-- START Listing --

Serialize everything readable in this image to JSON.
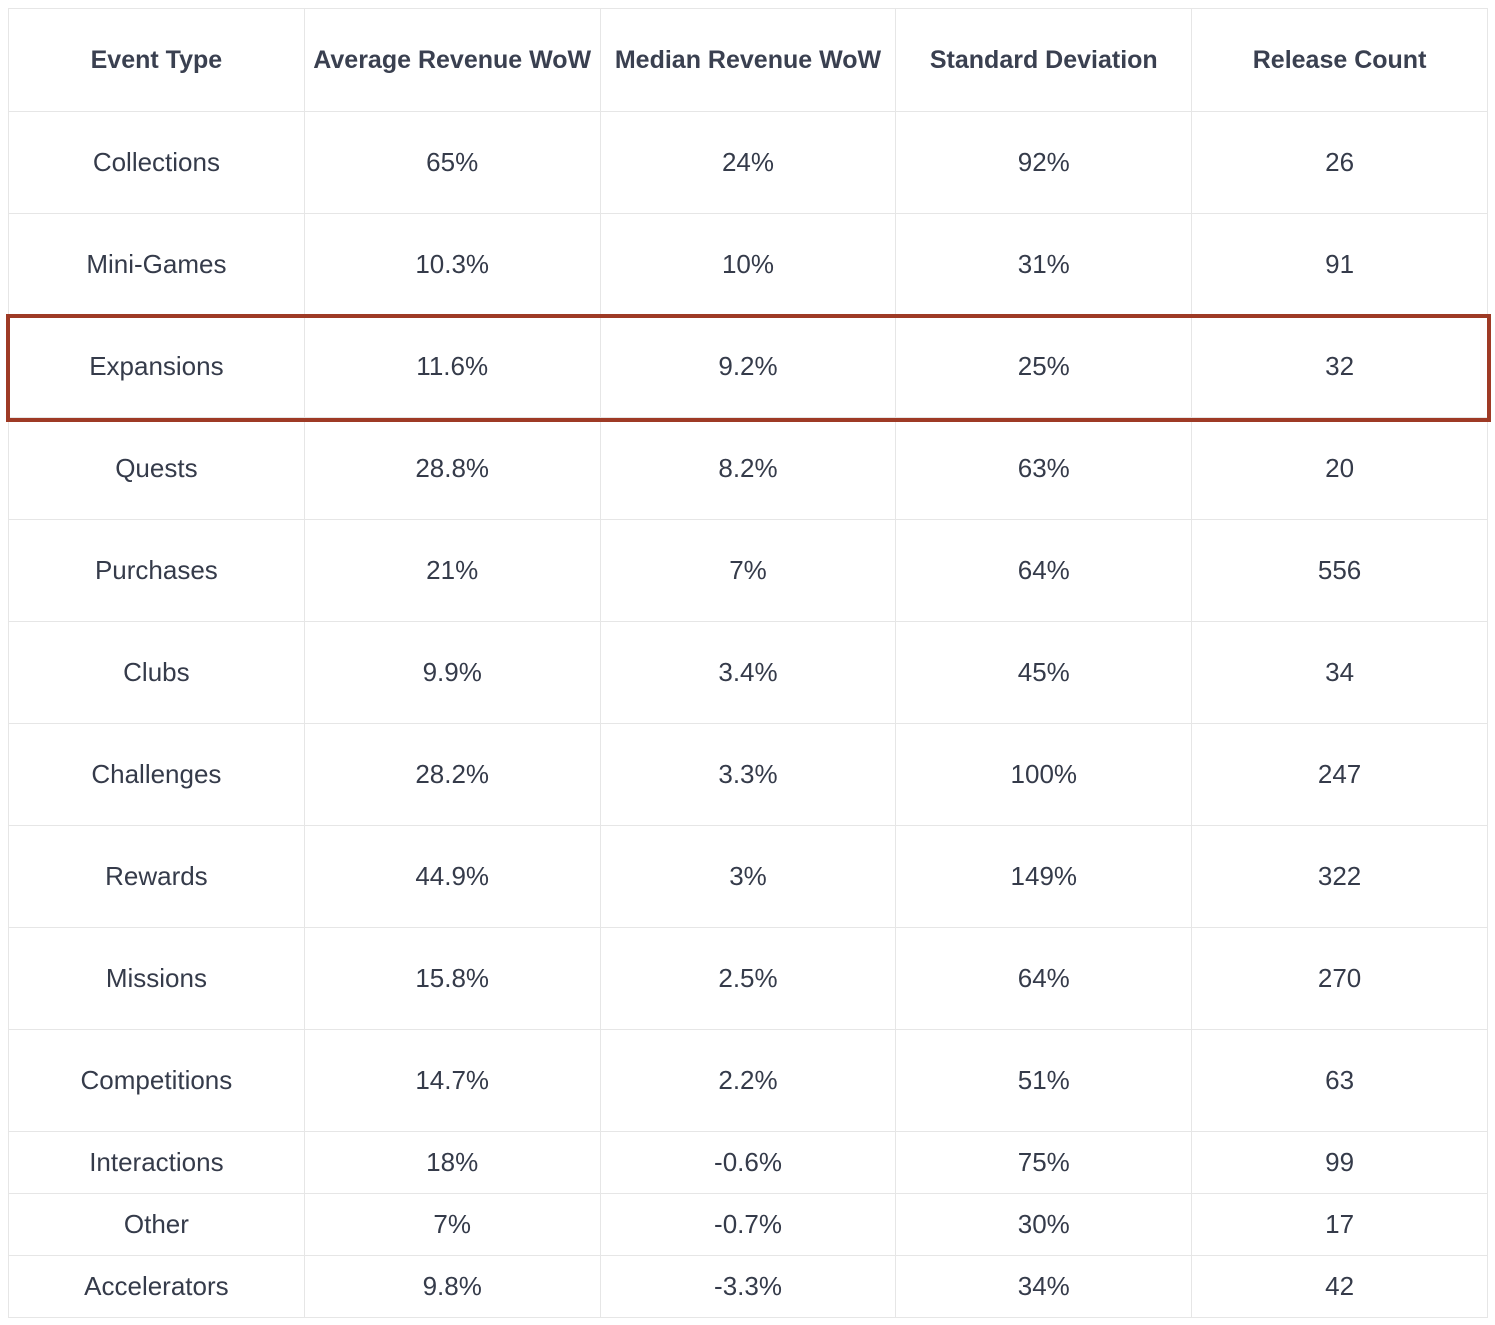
{
  "table": {
    "headers": [
      "Event Type",
      "Average Revenue WoW",
      "Median Revenue WoW",
      "Standard Deviation",
      "Release Count"
    ],
    "rows": [
      [
        "Collections",
        "65%",
        "24%",
        "92%",
        "26"
      ],
      [
        "Mini-Games",
        "10.3%",
        "10%",
        "31%",
        "91"
      ],
      [
        "Expansions",
        "11.6%",
        "9.2%",
        "25%",
        "32"
      ],
      [
        "Quests",
        "28.8%",
        "8.2%",
        "63%",
        "20"
      ],
      [
        "Purchases",
        "21%",
        "7%",
        "64%",
        "556"
      ],
      [
        "Clubs",
        "9.9%",
        "3.4%",
        "45%",
        "34"
      ],
      [
        "Challenges",
        "28.2%",
        "3.3%",
        "100%",
        "247"
      ],
      [
        "Rewards",
        "44.9%",
        "3%",
        "149%",
        "322"
      ],
      [
        "Missions",
        "15.8%",
        "2.5%",
        "64%",
        "270"
      ],
      [
        "Competitions",
        "14.7%",
        "2.2%",
        "51%",
        "63"
      ],
      [
        "Interactions",
        "18%",
        "-0.6%",
        "75%",
        "99"
      ],
      [
        "Other",
        "7%",
        "-0.7%",
        "30%",
        "17"
      ],
      [
        "Accelerators",
        "9.8%",
        "-3.3%",
        "34%",
        "42"
      ]
    ]
  },
  "highlight": {
    "row_label": "Expansions",
    "color": "#9e3a25"
  },
  "colors": {
    "text": "#353b4a",
    "border": "#e6e6e6"
  }
}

-- END Listing --

Problem to solve:
Pictures stay out of the copy; please restate every record above exactly.

Answer to this exercise:
Serialize everything readable in this image to JSON.
{
  "table": {
    "headers": [
      "Event Type",
      "Average Revenue WoW",
      "Median Revenue WoW",
      "Standard Deviation",
      "Release Count"
    ],
    "rows": [
      [
        "Collections",
        "65%",
        "24%",
        "92%",
        "26"
      ],
      [
        "Mini-Games",
        "10.3%",
        "10%",
        "31%",
        "91"
      ],
      [
        "Expansions",
        "11.6%",
        "9.2%",
        "25%",
        "32"
      ],
      [
        "Quests",
        "28.8%",
        "8.2%",
        "63%",
        "20"
      ],
      [
        "Purchases",
        "21%",
        "7%",
        "64%",
        "556"
      ],
      [
        "Clubs",
        "9.9%",
        "3.4%",
        "45%",
        "34"
      ],
      [
        "Challenges",
        "28.2%",
        "3.3%",
        "100%",
        "247"
      ],
      [
        "Rewards",
        "44.9%",
        "3%",
        "149%",
        "322"
      ],
      [
        "Missions",
        "15.8%",
        "2.5%",
        "64%",
        "270"
      ],
      [
        "Competitions",
        "14.7%",
        "2.2%",
        "51%",
        "63"
      ],
      [
        "Interactions",
        "18%",
        "-0.6%",
        "75%",
        "99"
      ],
      [
        "Other",
        "7%",
        "-0.7%",
        "30%",
        "17"
      ],
      [
        "Accelerators",
        "9.8%",
        "-3.3%",
        "34%",
        "42"
      ]
    ]
  },
  "highlight": {
    "row_label": "Expansions",
    "color": "#9e3a25"
  },
  "colors": {
    "text": "#353b4a",
    "border": "#e6e6e6"
  }
}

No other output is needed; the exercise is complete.